### Objective
In the listing below, locate the lines that hold the string "гість". Copy those lines.

(Part of a data file)
⁂

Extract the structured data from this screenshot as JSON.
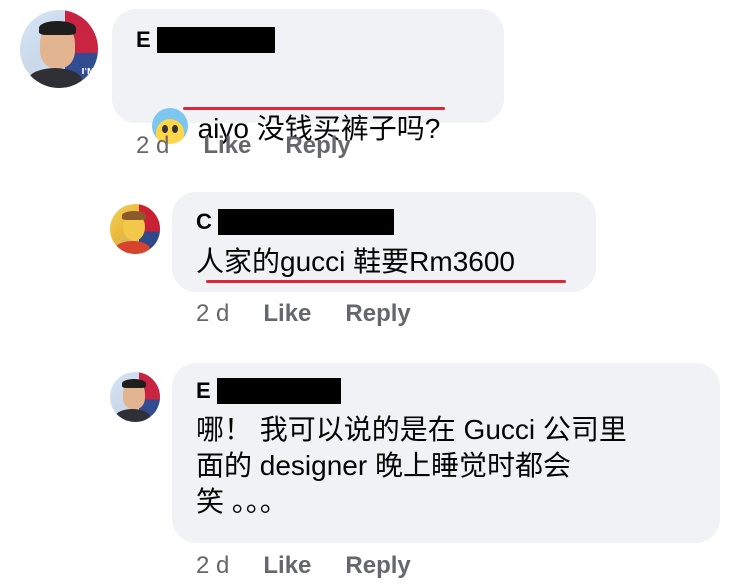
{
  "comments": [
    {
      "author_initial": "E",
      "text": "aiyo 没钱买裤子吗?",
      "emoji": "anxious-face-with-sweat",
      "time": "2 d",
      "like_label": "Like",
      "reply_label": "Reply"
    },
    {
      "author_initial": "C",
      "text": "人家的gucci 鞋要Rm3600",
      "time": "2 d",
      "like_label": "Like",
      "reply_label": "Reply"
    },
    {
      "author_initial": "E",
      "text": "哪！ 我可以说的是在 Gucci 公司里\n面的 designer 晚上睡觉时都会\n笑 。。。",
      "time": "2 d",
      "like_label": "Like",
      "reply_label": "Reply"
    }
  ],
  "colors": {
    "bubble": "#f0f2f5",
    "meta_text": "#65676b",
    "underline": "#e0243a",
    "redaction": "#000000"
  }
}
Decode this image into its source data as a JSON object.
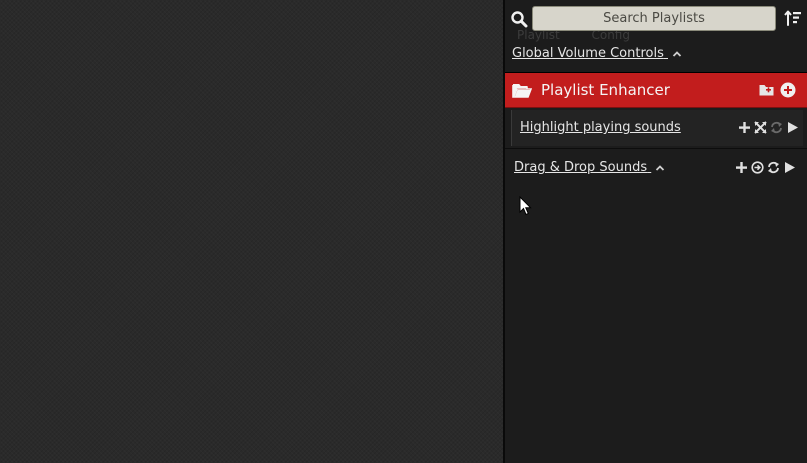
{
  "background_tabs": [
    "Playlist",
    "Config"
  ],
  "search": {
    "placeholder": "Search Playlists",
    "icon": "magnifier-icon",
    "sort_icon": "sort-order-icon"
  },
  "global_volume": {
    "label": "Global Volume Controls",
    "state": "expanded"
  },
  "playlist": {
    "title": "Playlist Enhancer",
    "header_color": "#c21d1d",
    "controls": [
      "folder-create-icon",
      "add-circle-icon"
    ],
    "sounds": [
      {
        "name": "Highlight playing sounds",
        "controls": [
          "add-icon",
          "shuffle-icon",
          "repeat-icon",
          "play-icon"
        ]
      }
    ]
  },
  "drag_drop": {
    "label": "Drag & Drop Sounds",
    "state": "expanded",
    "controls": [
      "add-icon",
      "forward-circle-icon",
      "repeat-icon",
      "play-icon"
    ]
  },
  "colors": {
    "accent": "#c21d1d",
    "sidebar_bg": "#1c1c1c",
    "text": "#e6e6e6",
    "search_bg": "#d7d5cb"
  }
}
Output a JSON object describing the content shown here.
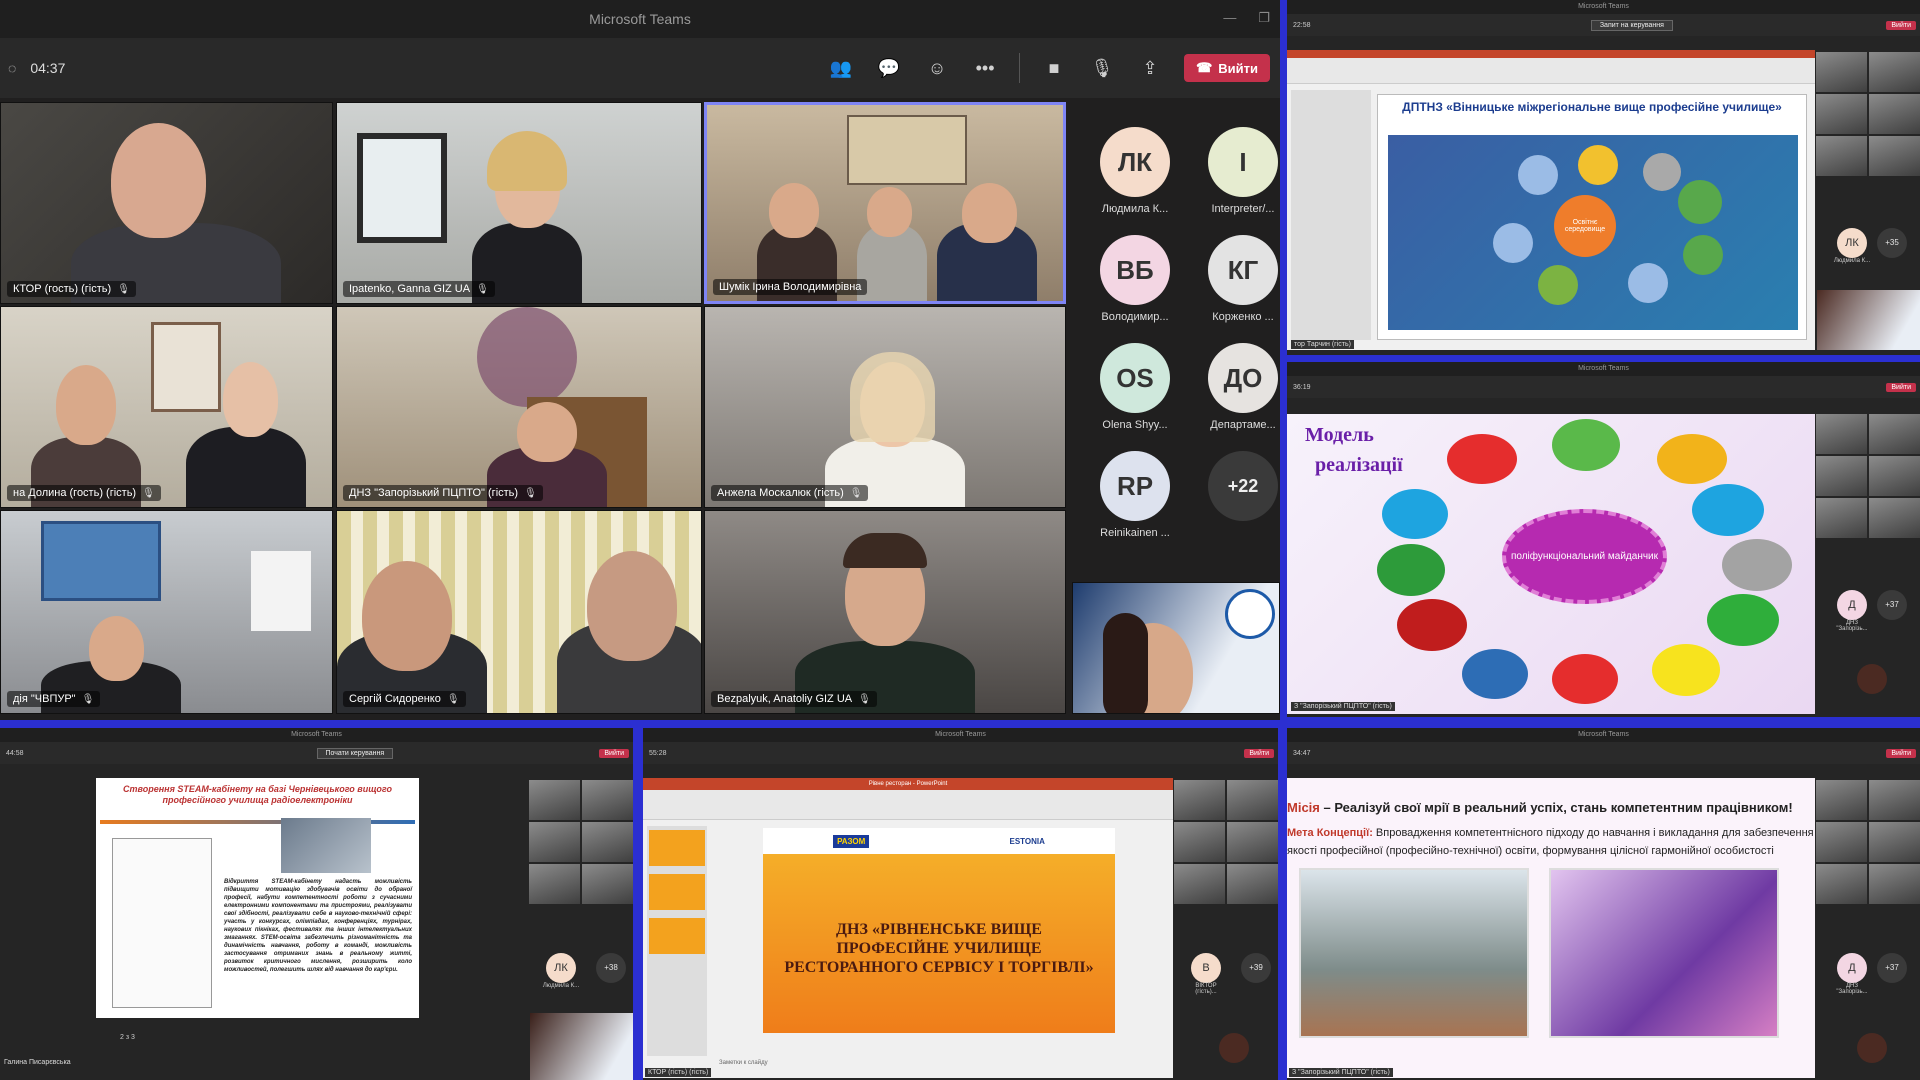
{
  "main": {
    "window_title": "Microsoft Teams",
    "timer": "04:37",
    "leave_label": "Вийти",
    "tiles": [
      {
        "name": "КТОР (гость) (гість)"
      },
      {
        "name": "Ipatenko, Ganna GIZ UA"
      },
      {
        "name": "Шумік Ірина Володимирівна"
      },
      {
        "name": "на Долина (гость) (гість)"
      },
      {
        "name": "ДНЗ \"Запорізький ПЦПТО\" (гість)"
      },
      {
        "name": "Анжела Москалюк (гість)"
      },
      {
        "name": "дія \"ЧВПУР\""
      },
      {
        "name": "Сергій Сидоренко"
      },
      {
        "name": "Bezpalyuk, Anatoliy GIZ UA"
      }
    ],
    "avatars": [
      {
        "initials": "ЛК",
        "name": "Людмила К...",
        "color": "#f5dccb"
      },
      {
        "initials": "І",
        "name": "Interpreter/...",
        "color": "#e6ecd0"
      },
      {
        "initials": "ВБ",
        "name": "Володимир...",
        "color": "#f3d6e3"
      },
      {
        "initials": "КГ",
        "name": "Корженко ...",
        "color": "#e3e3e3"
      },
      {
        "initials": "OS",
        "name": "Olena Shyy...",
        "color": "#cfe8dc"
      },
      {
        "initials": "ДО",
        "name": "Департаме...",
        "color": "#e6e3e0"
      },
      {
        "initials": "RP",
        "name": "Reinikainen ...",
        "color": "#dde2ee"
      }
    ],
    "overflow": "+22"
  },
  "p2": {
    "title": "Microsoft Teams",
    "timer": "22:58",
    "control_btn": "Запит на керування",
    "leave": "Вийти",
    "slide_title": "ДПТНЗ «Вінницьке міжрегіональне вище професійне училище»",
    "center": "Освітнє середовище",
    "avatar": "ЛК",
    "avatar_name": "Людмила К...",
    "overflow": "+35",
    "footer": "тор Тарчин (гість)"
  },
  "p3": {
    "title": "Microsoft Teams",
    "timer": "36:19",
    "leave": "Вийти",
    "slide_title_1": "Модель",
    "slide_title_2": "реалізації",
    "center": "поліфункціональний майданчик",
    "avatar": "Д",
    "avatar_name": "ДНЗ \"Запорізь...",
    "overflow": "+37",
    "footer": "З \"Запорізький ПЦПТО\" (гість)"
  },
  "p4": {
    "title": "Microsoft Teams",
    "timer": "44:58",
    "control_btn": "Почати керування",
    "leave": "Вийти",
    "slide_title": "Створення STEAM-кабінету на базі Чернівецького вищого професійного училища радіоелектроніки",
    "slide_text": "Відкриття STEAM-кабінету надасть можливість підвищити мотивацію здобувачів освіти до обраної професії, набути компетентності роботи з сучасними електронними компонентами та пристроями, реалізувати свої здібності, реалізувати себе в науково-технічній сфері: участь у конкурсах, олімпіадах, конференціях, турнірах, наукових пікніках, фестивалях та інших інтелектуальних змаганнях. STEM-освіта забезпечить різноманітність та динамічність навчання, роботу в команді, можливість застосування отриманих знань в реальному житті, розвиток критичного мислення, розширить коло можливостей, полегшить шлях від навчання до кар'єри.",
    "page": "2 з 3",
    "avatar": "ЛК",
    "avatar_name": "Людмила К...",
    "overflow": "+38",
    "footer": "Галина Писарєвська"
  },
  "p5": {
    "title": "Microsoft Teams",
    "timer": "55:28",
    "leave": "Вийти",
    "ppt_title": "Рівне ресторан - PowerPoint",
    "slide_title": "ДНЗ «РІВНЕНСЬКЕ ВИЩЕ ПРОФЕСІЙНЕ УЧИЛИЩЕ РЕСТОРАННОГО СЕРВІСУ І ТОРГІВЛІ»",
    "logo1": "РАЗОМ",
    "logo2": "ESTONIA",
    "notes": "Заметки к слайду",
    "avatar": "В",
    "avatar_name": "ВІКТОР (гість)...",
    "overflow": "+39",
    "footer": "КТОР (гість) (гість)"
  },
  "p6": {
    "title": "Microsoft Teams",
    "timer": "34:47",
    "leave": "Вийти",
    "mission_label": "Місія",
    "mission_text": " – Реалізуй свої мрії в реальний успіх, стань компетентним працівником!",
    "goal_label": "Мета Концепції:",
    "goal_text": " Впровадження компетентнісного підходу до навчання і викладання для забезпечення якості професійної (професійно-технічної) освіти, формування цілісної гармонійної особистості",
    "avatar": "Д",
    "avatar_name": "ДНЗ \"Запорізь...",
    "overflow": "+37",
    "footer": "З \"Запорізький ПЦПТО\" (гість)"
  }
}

⁂

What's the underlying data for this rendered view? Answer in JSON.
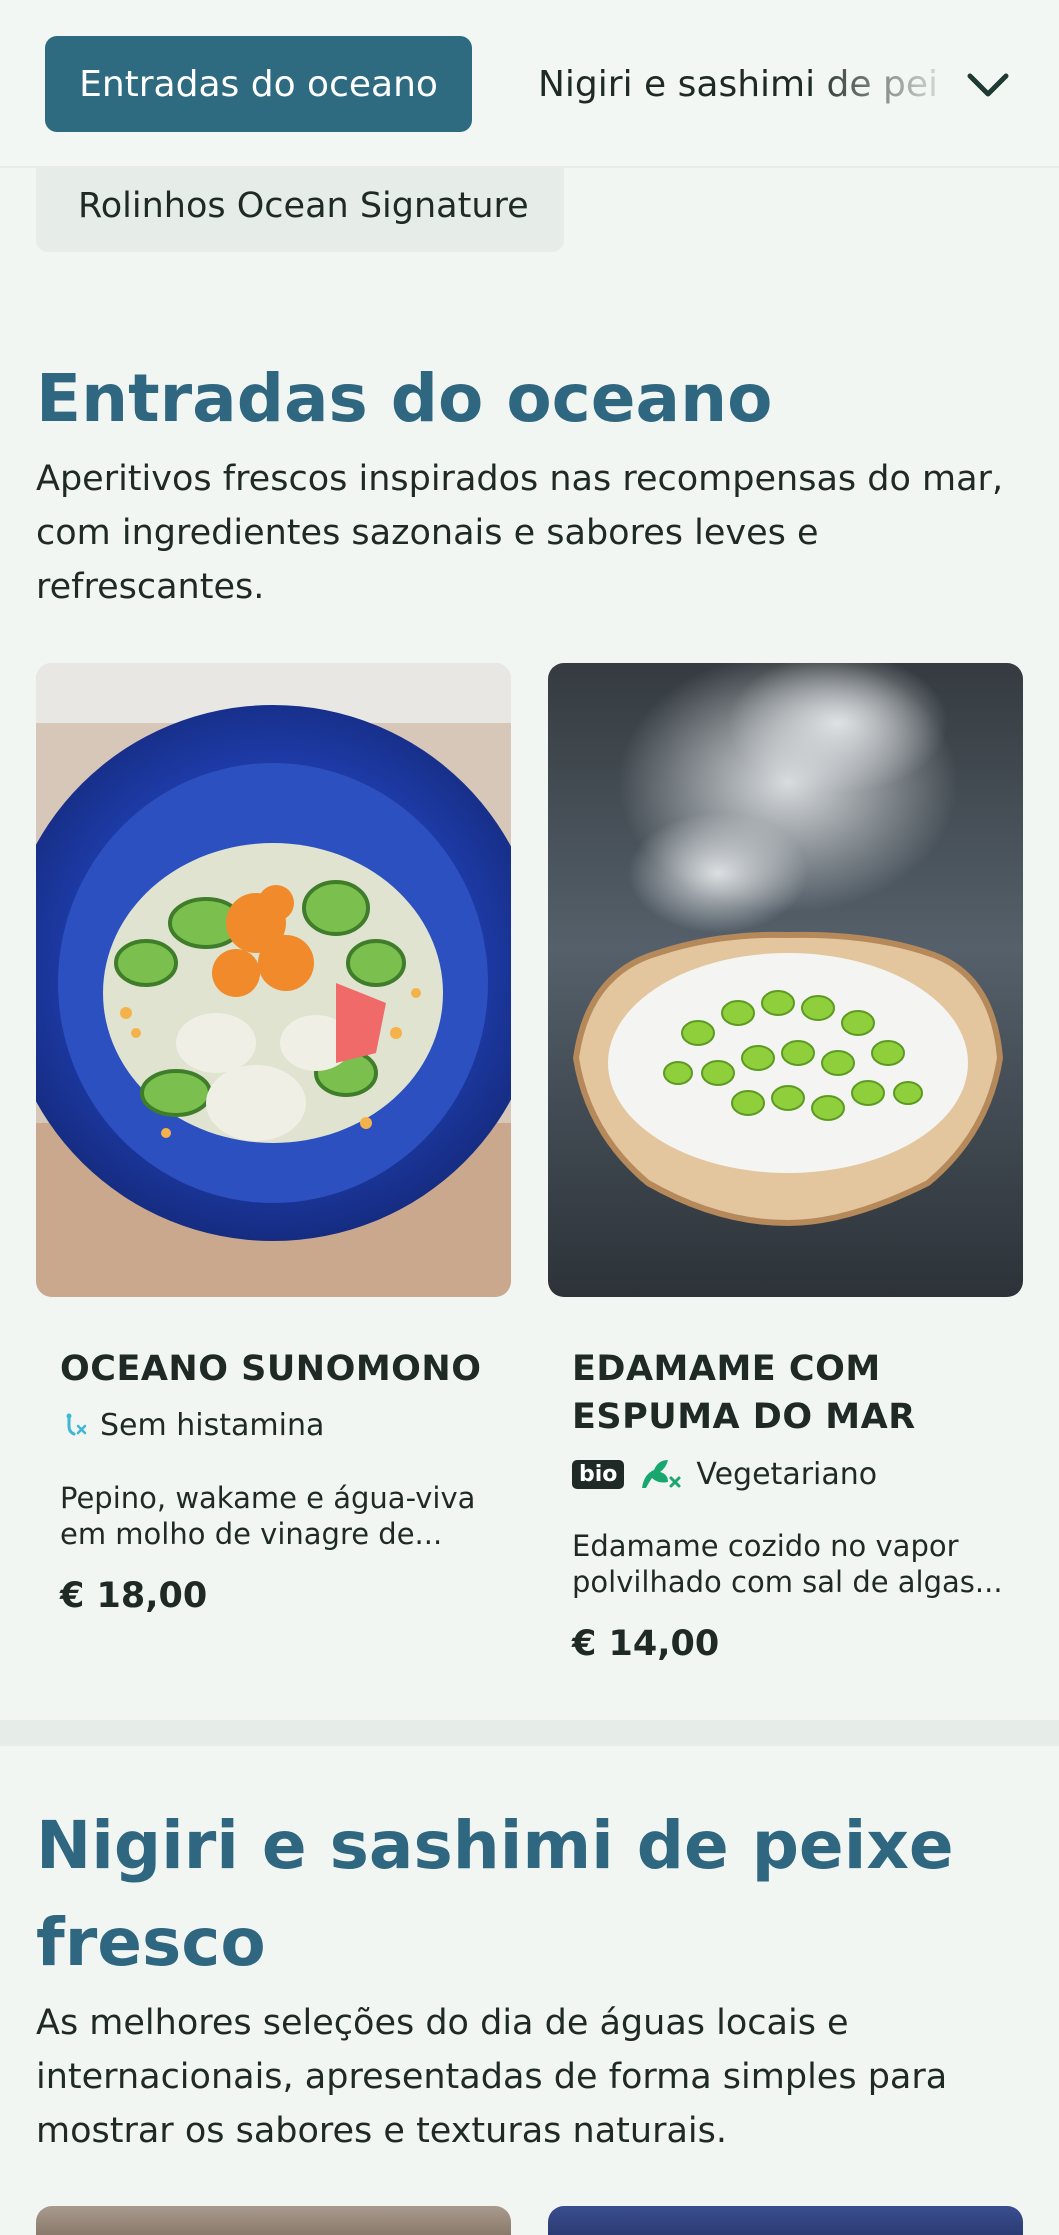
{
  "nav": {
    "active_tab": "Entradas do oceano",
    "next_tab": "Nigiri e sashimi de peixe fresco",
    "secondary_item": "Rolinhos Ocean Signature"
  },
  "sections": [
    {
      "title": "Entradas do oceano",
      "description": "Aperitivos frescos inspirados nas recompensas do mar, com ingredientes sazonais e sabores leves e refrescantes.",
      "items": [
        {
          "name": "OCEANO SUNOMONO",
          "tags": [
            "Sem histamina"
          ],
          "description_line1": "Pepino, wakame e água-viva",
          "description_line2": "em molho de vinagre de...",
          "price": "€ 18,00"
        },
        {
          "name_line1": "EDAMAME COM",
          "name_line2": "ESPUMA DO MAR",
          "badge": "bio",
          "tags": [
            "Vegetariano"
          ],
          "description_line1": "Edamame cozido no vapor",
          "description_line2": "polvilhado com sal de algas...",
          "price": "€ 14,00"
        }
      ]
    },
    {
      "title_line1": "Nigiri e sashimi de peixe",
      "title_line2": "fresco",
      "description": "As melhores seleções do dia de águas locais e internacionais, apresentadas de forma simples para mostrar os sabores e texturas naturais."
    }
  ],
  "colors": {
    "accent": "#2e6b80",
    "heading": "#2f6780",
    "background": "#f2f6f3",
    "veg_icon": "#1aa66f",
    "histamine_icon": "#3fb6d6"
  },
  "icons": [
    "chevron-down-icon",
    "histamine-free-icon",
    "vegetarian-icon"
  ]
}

⁂

### Completed exercise
        "name": "КТОР (гость) (гість)"
        "name": "на Долина (гость) (гість)"
        "name": "ДНЗ \"Запорізький ПЦПТО\" (гість)"
        "name": "Анжела Москалюк (гість)"
    "footer": "тор Тарчин (гість)"
    "footer": "З \"Запорізький ПЦПТО\" (гість)"
    "avatar_name": "ВІКТОР (гість)...",
    "footer": "КТОР (гість) (гість)"
    "footer": "З \"Запорізький ПЦПТО\" (гість)"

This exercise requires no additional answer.